SET PROBLEM: Quote all entries exactly, leaving pictures aside.

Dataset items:
━━━━
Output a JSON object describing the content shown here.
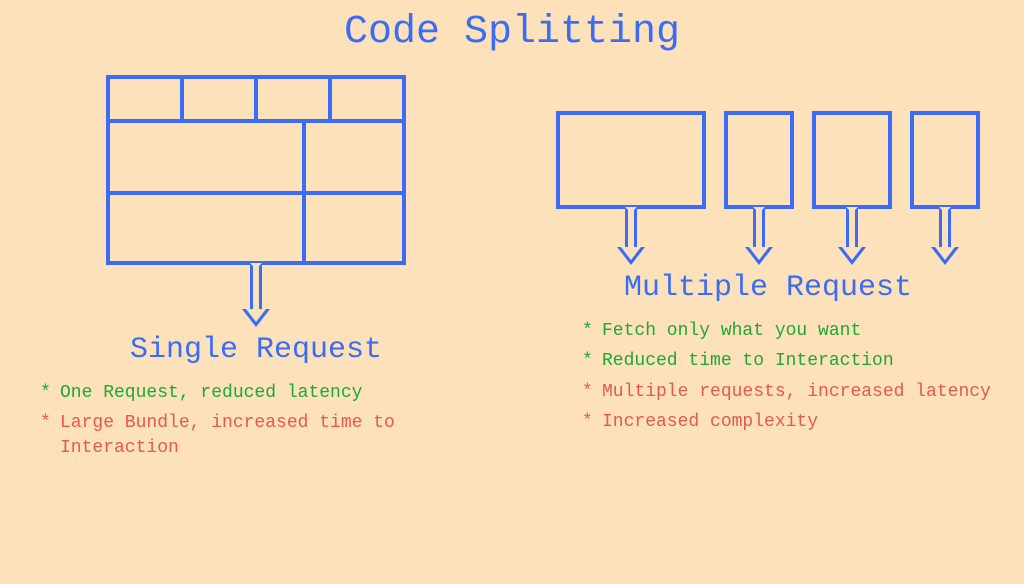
{
  "title": "Code Splitting",
  "left": {
    "subtitle": "Single Request",
    "bullets": [
      {
        "kind": "pro",
        "text": "One Request, reduced latency"
      },
      {
        "kind": "con",
        "text": "Large Bundle, increased time to Interaction"
      }
    ]
  },
  "right": {
    "subtitle": "Multiple Request",
    "bullets": [
      {
        "kind": "pro",
        "text": "Fetch only what you want"
      },
      {
        "kind": "pro",
        "text": "Reduced time to Interaction"
      },
      {
        "kind": "con",
        "text": "Multiple requests, increased latency"
      },
      {
        "kind": "con",
        "text": "Increased complexity"
      }
    ]
  }
}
━━━━
COMPLETE ANSWER:
Output a JSON object describing the content shown here.
{
  "title": "Code Splitting",
  "left": {
    "subtitle": "Single Request",
    "bullets": [
      {
        "kind": "pro",
        "text": "One Request, reduced latency"
      },
      {
        "kind": "con",
        "text": "Large Bundle, increased time to Interaction"
      }
    ]
  },
  "right": {
    "subtitle": "Multiple Request",
    "bullets": [
      {
        "kind": "pro",
        "text": "Fetch only what you want"
      },
      {
        "kind": "pro",
        "text": "Reduced time to Interaction"
      },
      {
        "kind": "con",
        "text": "Multiple requests, increased latency"
      },
      {
        "kind": "con",
        "text": "Increased complexity"
      }
    ]
  }
}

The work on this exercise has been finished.